■ Exercise goal
Provide an exact copy of the data, excluding the images.

━━━ Record excerpts

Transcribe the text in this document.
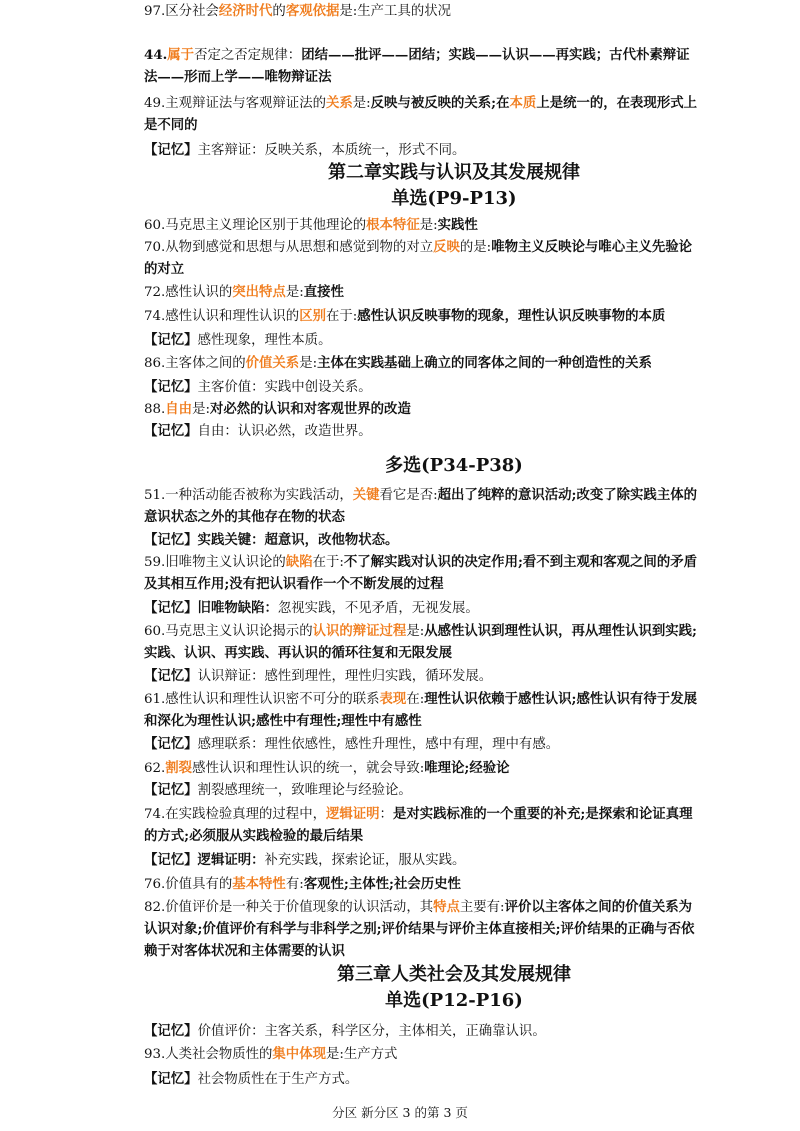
第二章实践与认识及其发展规律
单选(P9-P13)
多选(P34-P38)
第三章人类社会及其发展规律
单选(P12-P16)
分区 新分区 3 的第 3 页
44.属于否定之否定规律：团结——批评——团结；实践——认识——再实践；古代朴素辩证
法——形而上学——唯物辩证法
49.主观辩证法与客观辩证法的关系是:反映与被反映的关系;在本质上是统一的，在表现形式上
是不同的
【记忆】主客辩证：反映关系，本质统一，形式不同。
60.马克思主义理论区别于其他理论的根本特征是:实践性
70.从物到感觉和思想与从思想和感觉到物的对立反映的是:唯物主义反映论与唯心主义先验论
的对立
72.感性认识的突出特点是:直接性
74.感性认识和理性认识的区别在于:感性认识反映事物的现象，理性认识反映事物的本质
【记忆】感性现象，理性本质。
86.主客体之间的价值关系是:主体在实践基础上确立的同客体之间的一种创造性的关系
【记忆】主客价值：实践中创设关系。
88.自由是:对必然的认识和对客观世界的改造
【记忆】自由：认识必然，改造世界。
51.一种活动能否被称为实践活动，关键看它是否:超出了纯粹的意识活动;改变了除实践主体的
意识状态之外的其他存在物的状态
【记忆】实践关键：超意识，改他物状态。
59.旧唯物主义认识论的缺陷在于:不了解实践对认识的决定作用;看不到主观和客观之间的矛盾
及其相互作用;没有把认识看作一个不断发展的过程
【记忆】旧唯物缺陷：忽视实践，不见矛盾，无视发展。
60.马克思主义认识论揭示的认识的辩证过程是:从感性认识到理性认识，再从理性认识到实践;
实践、认识、再实践、再认识的循环往复和无限发展
【记忆】认识辩证：感性到理性，理性归实践，循环发展。
61.感性认识和理性认识密不可分的联系表现在:理性认识依赖于感性认识;感性认识有待于发展
和深化为理性认识;感性中有理性;理性中有感性
【记忆】感理联系：理性依感性，感性升理性，感中有理，理中有感。
62.割裂感性认识和理性认识的统一，就会导致:唯理论;经验论
【记忆】割裂感理统一，致唯理论与经验论。
74.在实践检验真理的过程中，逻辑证明：是对实践标准的一个重要的补充;是探索和论证真理
的方式;必须服从实践检验的最后结果
【记忆】逻辑证明：补充实践，探索论证，服从实践。
76.价值具有的基本特性有:客观性;主体性;社会历史性
82.价值评价是一种关于价值现象的认识活动，其特点主要有:评价以主客体之间的价值关系为
认识对象;价值评价有科学与非科学之别;评价结果与评价主体直接相关;评价结果的正确与否依
赖于对客体状况和主体需要的认识
【记忆】价值评价：主客关系，科学区分，主体相关，正确靠认识。
93.人类社会物质性的集中体现是:生产方式
【记忆】社会物质性在于生产方式。
97.区分社会经济时代的客观依据是:生产工具的状况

━━━━━━

■ Task solution
Transcribe the text in this document.
第二章实践与认识及其发展规律
单选(P9-P13)
多选(P34-P38)
第三章人类社会及其发展规律
单选(P12-P16)
分区 新分区 3 的第 3 页
44.属于否定之否定规律：团结——批评——团结；实践——认识——再实践；古代朴素辩证
法——形而上学——唯物辩证法
49.主观辩证法与客观辩证法的关系是:反映与被反映的关系;在本质上是统一的，在表现形式上
是不同的
【记忆】主客辩证：反映关系，本质统一，形式不同。
60.马克思主义理论区别于其他理论的根本特征是:实践性
70.从物到感觉和思想与从思想和感觉到物的对立反映的是:唯物主义反映论与唯心主义先验论
的对立
72.感性认识的突出特点是:直接性
74.感性认识和理性认识的区别在于:感性认识反映事物的现象，理性认识反映事物的本质
【记忆】感性现象，理性本质。
86.主客体之间的价值关系是:主体在实践基础上确立的同客体之间的一种创造性的关系
【记忆】主客价值：实践中创设关系。
88.自由是:对必然的认识和对客观世界的改造
【记忆】自由：认识必然，改造世界。
51.一种活动能否被称为实践活动，关键看它是否:超出了纯粹的意识活动;改变了除实践主体的
意识状态之外的其他存在物的状态
【记忆】实践关键：超意识，改他物状态。
59.旧唯物主义认识论的缺陷在于:不了解实践对认识的决定作用;看不到主观和客观之间的矛盾
及其相互作用;没有把认识看作一个不断发展的过程
【记忆】旧唯物缺陷：忽视实践，不见矛盾，无视发展。
60.马克思主义认识论揭示的认识的辩证过程是:从感性认识到理性认识，再从理性认识到实践;
实践、认识、再实践、再认识的循环往复和无限发展
【记忆】认识辩证：感性到理性，理性归实践，循环发展。
61.感性认识和理性认识密不可分的联系表现在:理性认识依赖于感性认识;感性认识有待于发展
和深化为理性认识;感性中有理性;理性中有感性
【记忆】感理联系：理性依感性，感性升理性，感中有理，理中有感。
62.割裂感性认识和理性认识的统一，就会导致:唯理论;经验论
【记忆】割裂感理统一，致唯理论与经验论。
74.在实践检验真理的过程中，逻辑证明：是对实践标准的一个重要的补充;是探索和论证真理
的方式;必须服从实践检验的最后结果
【记忆】逻辑证明：补充实践，探索论证，服从实践。
76.价值具有的基本特性有:客观性;主体性;社会历史性
82.价值评价是一种关于价值现象的认识活动，其特点主要有:评价以主客体之间的价值关系为
认识对象;价值评价有科学与非科学之别;评价结果与评价主体直接相关;评价结果的正确与否依
赖于对客体状况和主体需要的认识
【记忆】价值评价：主客关系，科学区分，主体相关，正确靠认识。
93.人类社会物质性的集中体现是:生产方式
【记忆】社会物质性在于生产方式。
97.区分社会经济时代的客观依据是:生产工具的状况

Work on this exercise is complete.